■ TASK DESCRIPTION
Transcribe every line exactly. Leave the pictures behind.

■ LISTED RECORDS
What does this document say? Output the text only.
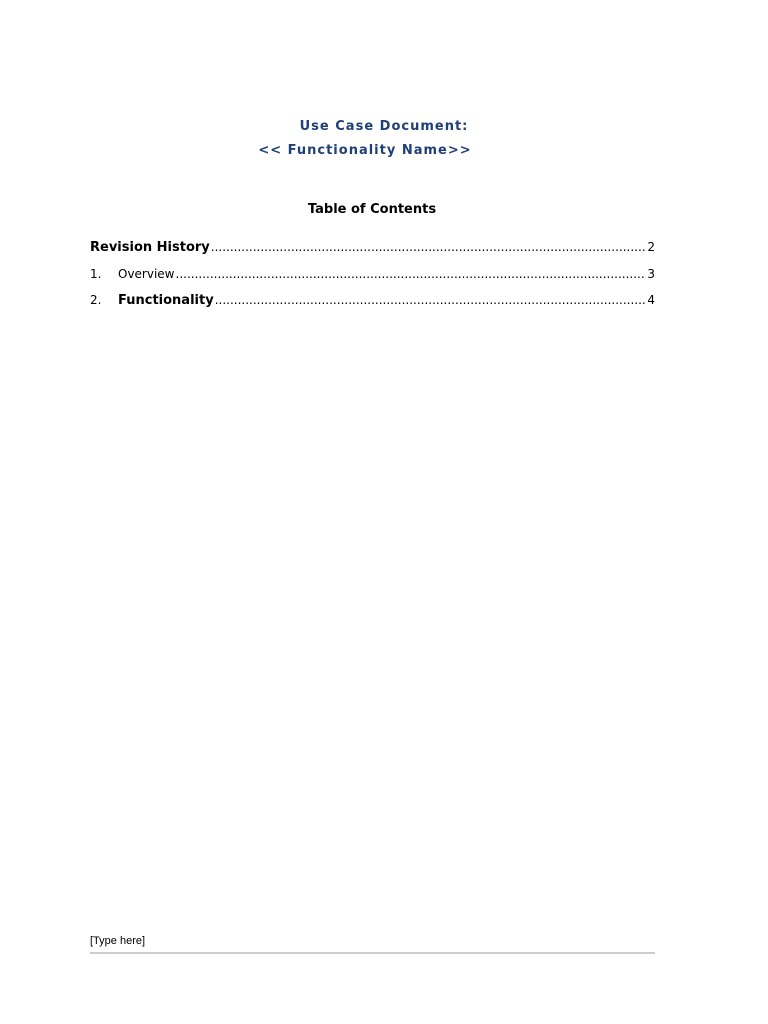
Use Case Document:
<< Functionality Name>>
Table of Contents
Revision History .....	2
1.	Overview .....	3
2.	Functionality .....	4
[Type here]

■ FULL SOLUTION
What does this document say? Output the text only.
Use Case Document:
<< Functionality Name>>
Table of Contents
Revision History .....	2
1.	Overview .....	3
2.	Functionality .....	4
[Type here]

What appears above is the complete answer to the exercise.